» **TO DO**: Extract all of the entries and give them again, word for word.

» **DATA LINES**:
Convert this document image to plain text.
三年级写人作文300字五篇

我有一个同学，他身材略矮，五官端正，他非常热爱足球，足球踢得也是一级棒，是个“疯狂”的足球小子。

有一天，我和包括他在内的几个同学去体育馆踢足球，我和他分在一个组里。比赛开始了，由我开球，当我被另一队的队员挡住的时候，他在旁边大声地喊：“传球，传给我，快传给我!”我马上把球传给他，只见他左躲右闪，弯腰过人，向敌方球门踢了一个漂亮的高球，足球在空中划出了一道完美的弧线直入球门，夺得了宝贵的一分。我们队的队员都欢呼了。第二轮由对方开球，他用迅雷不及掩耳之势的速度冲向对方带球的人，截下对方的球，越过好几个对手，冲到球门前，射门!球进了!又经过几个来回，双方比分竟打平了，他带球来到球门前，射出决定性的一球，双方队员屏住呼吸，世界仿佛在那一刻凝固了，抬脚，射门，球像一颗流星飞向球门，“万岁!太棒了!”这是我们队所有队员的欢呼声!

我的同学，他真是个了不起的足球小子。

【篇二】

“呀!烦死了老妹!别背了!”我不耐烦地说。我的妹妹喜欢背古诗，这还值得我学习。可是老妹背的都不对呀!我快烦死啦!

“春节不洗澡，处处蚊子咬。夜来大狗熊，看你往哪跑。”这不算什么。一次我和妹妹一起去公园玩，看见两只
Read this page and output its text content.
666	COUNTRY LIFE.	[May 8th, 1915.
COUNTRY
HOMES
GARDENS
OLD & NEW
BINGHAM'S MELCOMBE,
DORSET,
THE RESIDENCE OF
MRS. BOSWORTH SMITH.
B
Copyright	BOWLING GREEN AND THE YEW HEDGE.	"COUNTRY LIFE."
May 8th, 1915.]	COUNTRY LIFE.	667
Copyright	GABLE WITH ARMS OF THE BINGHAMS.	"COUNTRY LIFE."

» **SOLUTION**:
Convert this document image to plain text.
三年级写人作文300字五篇

我有一个同学，他身材略矮，五官端正，他非常热爱足球，足球踢得也是一级棒，是个“疯狂”的足球小子。

有一天，我和包括他在内的几个同学去体育馆踢足球，我和他分在一个组里。比赛开始了，由我开球，当我被另一队的队员挡住的时候，他在旁边大声地喊：“传球，传给我，快传给我!”我马上把球传给他，只见他左躲右闪，弯腰过人，向敌方球门踢了一个漂亮的高球，足球在空中划出了一道完美的弧线直入球门，夺得了宝贵的一分。我们队的队员都欢呼了。第二轮由对方开球，他用迅雷不及掩耳之势的速度冲向对方带球的人，截下对方的球，越过好几个对手，冲到球门前，射门!球进了!又经过几个来回，双方比分竟打平了，他带球来到球门前，射出决定性的一球，双方队员屏住呼吸，世界仿佛在那一刻凝固了，抬脚，射门，球像一颗流星飞向球门，“万岁!太棒了!”这是我们队所有队员的欢呼声!

我的同学，他真是个了不起的足球小子。

【篇二】

“呀!烦死了老妹!别背了!”我不耐烦地说。我的妹妹喜欢背古诗，这还值得我学习。可是老妹背的都不对呀!我快烦死啦!

“春节不洗澡，处处蚊子咬。夜来大狗熊，看你往哪跑。”这不算什么。一次我和妹妹一起去公园玩，看见两只
Read this page and output its text content.
666	COUNTRY LIFE.	[May 8th, 1915.
COUNTRY
HOMES
GARDENS
OLD & NEW
BINGHAM'S MELCOMBE,
DORSET,
THE RESIDENCE OF
MRS. BOSWORTH SMITH.
B
Copyright	BOWLING GREEN AND THE YEW HEDGE.	"COUNTRY LIFE."
May 8th, 1915.]	COUNTRY LIFE.	667
Copyright	GABLE WITH ARMS OF THE BINGHAMS.	"COUNTRY LIFE."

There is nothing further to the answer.